### Exercise requirements
What follows are records. Restate all of them word for word.

— Begin The input —

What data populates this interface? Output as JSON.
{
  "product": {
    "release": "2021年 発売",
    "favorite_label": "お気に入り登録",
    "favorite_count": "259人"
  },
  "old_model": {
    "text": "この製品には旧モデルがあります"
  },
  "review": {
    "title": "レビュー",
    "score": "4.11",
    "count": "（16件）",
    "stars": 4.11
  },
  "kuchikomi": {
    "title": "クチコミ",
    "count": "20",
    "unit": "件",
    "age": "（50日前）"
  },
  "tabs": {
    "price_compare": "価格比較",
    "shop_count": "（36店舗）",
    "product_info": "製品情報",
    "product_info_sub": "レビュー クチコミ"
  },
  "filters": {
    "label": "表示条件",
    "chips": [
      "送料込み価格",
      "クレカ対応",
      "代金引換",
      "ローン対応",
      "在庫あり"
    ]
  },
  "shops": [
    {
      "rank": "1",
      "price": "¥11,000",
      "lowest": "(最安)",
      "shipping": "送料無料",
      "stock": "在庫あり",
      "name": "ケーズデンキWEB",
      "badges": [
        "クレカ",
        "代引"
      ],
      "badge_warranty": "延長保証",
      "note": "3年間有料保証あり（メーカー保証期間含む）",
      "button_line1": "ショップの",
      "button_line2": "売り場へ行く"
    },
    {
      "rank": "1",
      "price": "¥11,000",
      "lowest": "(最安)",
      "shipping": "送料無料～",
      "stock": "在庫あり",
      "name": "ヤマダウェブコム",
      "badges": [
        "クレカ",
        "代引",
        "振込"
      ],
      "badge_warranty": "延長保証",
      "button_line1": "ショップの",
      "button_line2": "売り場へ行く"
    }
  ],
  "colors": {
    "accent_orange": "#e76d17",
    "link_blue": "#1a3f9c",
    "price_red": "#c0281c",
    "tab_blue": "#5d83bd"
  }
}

— End The input —

### Answer to this problem
What data populates this interface? Output as JSON.
{
  "product": {
    "release": "2021年 発売",
    "favorite_label": "お気に入り登録",
    "favorite_count": "259人"
  },
  "old_model": {
    "text": "この製品には旧モデルがあります"
  },
  "review": {
    "title": "レビュー",
    "score": "4.11",
    "count": "（16件）",
    "stars": 4.11
  },
  "kuchikomi": {
    "title": "クチコミ",
    "count": "20",
    "unit": "件",
    "age": "（50日前）"
  },
  "tabs": {
    "price_compare": "価格比較",
    "shop_count": "（36店舗）",
    "product_info": "製品情報",
    "product_info_sub": "レビュー クチコミ"
  },
  "filters": {
    "label": "表示条件",
    "chips": [
      "送料込み価格",
      "クレカ対応",
      "代金引換",
      "ローン対応",
      "在庫あり"
    ]
  },
  "shops": [
    {
      "rank": "1",
      "price": "¥11,000",
      "lowest": "(最安)",
      "shipping": "送料無料",
      "stock": "在庫あり",
      "name": "ケーズデンキWEB",
      "badges": [
        "クレカ",
        "代引"
      ],
      "badge_warranty": "延長保証",
      "note": "3年間有料保証あり（メーカー保証期間含む）",
      "button_line1": "ショップの",
      "button_line2": "売り場へ行く"
    },
    {
      "rank": "1",
      "price": "¥11,000",
      "lowest": "(最安)",
      "shipping": "送料無料～",
      "stock": "在庫あり",
      "name": "ヤマダウェブコム",
      "badges": [
        "クレカ",
        "代引",
        "振込"
      ],
      "badge_warranty": "延長保証",
      "button_line1": "ショップの",
      "button_line2": "売り場へ行く"
    }
  ],
  "colors": {
    "accent_orange": "#e76d17",
    "link_blue": "#1a3f9c",
    "price_red": "#c0281c",
    "tab_blue": "#5d83bd"
  }
}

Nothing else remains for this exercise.